Information given:
......

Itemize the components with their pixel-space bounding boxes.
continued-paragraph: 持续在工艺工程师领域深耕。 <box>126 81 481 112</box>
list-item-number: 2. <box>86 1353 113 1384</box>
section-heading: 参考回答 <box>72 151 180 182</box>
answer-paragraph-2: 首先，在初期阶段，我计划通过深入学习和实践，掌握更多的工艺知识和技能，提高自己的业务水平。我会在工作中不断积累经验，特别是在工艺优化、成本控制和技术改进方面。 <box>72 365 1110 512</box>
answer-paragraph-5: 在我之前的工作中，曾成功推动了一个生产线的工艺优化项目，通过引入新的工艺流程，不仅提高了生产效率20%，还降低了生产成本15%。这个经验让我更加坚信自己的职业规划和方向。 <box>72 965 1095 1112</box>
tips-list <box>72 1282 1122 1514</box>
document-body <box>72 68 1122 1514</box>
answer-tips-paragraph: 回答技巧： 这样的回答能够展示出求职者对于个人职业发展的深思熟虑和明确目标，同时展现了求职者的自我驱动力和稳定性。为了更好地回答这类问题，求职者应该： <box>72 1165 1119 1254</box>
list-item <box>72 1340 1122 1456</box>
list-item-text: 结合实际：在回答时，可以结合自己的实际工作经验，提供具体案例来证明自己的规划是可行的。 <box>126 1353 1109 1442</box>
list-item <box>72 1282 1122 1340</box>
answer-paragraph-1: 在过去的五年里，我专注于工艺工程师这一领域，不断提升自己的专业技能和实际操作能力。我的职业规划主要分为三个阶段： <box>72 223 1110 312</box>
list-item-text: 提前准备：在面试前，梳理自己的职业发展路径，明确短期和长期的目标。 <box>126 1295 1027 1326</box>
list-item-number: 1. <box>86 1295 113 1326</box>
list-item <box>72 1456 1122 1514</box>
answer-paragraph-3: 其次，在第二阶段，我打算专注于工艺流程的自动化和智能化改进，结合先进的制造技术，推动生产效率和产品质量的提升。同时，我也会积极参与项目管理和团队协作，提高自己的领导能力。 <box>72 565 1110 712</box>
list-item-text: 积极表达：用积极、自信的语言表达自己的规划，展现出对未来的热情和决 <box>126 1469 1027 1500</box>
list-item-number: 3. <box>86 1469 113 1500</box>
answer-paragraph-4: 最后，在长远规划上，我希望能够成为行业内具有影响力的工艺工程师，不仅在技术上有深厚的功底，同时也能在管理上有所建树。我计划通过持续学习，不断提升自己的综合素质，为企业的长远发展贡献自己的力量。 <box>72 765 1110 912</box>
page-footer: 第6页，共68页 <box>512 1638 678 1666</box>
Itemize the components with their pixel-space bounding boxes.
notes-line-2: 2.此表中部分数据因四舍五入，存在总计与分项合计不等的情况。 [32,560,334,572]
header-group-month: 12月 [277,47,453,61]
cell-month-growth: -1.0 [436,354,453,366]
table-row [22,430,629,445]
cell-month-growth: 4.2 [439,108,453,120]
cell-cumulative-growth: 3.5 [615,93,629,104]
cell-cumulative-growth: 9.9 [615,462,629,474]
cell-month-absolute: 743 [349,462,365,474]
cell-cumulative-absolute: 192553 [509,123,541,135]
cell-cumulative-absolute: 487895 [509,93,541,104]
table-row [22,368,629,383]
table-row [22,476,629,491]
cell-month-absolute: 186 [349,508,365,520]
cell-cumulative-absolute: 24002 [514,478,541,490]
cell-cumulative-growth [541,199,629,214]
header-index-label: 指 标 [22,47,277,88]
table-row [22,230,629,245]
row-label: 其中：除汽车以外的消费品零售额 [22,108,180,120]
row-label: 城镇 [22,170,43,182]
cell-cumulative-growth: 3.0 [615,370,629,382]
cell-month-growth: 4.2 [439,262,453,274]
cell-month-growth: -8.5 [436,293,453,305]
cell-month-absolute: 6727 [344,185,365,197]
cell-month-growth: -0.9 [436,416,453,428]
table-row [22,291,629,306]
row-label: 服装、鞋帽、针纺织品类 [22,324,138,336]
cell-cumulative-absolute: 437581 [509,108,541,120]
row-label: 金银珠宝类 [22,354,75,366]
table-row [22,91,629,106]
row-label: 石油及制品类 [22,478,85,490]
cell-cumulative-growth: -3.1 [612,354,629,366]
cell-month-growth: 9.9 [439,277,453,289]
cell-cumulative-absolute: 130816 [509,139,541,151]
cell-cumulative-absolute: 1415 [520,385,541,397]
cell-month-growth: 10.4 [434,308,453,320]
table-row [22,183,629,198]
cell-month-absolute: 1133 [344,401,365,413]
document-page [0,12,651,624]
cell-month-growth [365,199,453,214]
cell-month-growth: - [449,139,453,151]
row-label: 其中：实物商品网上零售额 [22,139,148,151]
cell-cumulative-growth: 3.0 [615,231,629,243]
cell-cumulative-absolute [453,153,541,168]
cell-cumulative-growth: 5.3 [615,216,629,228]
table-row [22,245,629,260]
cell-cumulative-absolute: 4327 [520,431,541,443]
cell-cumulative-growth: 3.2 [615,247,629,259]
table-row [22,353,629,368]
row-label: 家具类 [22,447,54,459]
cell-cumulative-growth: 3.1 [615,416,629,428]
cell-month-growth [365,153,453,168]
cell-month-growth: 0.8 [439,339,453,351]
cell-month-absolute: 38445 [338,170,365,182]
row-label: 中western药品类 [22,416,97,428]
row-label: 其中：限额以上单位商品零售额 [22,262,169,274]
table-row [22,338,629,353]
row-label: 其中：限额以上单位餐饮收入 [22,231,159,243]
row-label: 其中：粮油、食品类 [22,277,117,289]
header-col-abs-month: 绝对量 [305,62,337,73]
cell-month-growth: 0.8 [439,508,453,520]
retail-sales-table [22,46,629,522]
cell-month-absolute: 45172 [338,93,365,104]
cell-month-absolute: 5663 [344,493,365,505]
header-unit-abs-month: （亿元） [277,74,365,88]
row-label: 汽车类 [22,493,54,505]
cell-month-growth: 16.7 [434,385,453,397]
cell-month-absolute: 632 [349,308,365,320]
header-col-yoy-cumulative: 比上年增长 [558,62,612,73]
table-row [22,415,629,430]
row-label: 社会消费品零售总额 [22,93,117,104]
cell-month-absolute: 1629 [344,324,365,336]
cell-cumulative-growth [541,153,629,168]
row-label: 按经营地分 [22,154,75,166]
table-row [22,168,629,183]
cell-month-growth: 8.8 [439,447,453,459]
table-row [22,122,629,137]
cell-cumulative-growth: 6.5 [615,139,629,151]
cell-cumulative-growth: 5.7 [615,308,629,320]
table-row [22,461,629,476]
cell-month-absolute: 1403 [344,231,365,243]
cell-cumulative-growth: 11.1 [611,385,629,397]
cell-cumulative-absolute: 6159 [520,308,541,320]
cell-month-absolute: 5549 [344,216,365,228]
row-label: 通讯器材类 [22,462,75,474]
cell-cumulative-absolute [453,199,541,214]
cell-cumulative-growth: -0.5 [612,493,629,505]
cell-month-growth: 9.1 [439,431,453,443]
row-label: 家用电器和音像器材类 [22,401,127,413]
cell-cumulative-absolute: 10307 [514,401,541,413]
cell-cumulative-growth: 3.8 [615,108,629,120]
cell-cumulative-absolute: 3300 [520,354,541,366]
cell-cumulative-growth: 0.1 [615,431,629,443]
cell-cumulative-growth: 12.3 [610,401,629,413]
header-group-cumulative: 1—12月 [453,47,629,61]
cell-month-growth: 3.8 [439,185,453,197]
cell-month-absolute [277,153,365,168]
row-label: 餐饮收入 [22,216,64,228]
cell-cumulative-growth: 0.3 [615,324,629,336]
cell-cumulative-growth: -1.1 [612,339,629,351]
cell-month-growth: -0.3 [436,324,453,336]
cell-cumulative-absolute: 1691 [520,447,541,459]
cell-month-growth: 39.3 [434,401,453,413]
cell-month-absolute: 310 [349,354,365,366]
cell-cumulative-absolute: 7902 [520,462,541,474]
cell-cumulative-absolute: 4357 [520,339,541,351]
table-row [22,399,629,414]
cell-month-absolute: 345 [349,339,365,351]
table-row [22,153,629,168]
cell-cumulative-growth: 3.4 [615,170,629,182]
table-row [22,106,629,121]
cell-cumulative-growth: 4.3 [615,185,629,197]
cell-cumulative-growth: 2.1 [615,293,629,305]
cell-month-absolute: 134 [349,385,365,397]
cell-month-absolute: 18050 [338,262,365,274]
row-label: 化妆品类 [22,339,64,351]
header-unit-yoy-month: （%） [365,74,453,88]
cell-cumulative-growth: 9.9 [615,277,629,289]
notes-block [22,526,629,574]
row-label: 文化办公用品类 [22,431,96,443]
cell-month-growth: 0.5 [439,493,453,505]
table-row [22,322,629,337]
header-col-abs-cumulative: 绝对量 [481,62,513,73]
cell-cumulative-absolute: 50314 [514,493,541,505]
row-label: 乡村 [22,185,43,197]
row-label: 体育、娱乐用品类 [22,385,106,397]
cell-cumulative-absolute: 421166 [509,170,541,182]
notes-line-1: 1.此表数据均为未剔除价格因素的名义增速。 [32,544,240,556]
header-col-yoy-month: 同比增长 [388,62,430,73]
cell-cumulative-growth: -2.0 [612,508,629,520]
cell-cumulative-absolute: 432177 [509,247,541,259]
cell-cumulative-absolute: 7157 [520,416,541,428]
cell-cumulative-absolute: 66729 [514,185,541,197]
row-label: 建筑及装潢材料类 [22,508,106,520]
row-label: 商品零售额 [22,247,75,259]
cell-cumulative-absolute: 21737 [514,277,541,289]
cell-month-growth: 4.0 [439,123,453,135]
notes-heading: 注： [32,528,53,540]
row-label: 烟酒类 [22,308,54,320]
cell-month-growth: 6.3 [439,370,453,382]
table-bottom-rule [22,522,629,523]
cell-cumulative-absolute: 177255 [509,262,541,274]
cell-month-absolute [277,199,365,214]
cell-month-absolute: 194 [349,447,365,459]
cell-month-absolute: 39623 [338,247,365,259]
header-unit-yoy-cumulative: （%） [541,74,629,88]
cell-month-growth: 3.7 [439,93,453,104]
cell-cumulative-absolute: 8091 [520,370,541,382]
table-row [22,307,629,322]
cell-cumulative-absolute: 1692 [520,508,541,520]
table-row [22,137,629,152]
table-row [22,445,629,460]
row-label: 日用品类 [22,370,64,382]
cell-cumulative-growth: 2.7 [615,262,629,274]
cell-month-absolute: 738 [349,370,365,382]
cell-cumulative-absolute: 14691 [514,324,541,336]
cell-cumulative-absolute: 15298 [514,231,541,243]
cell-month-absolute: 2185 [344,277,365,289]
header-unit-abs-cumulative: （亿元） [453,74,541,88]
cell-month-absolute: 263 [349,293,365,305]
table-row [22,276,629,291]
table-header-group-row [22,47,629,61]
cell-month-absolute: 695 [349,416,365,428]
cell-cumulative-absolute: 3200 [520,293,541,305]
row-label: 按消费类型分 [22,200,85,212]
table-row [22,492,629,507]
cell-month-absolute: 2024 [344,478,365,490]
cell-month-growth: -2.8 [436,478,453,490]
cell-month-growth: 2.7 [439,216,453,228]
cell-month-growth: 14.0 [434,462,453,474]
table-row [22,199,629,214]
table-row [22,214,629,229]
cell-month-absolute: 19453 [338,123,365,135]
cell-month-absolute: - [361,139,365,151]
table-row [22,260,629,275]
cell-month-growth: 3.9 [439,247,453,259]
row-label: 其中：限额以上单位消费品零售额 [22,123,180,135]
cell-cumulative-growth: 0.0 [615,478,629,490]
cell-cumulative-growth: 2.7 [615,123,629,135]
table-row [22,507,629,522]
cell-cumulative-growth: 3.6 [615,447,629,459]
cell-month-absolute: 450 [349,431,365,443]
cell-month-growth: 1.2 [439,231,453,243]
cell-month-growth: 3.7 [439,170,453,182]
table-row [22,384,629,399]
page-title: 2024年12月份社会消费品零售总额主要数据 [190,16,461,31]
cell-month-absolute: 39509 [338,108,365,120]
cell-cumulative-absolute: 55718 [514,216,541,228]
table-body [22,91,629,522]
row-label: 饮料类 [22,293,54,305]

......

What is expected:
Please swap "section-heading" for "heading" in the lines from the first line up to and including the line with "365 1110 512</box>", and give back only those lines with nothing else changed.

Answer for the task:
Itemize the components with their pixel-space bounding boxes.
continued-paragraph: 持续在工艺工程师领域深耕。 <box>126 81 481 112</box>
list-item-number: 2. <box>86 1353 113 1384</box>
heading: 参考回答 <box>72 151 180 182</box>
answer-paragraph-2: 首先，在初期阶段，我计划通过深入学习和实践，掌握更多的工艺知识和技能，提高自己的业务水平。我会在工作中不断积累经验，特别是在工艺优化、成本控制和技术改进方面。 <box>72 365 1110 512</box>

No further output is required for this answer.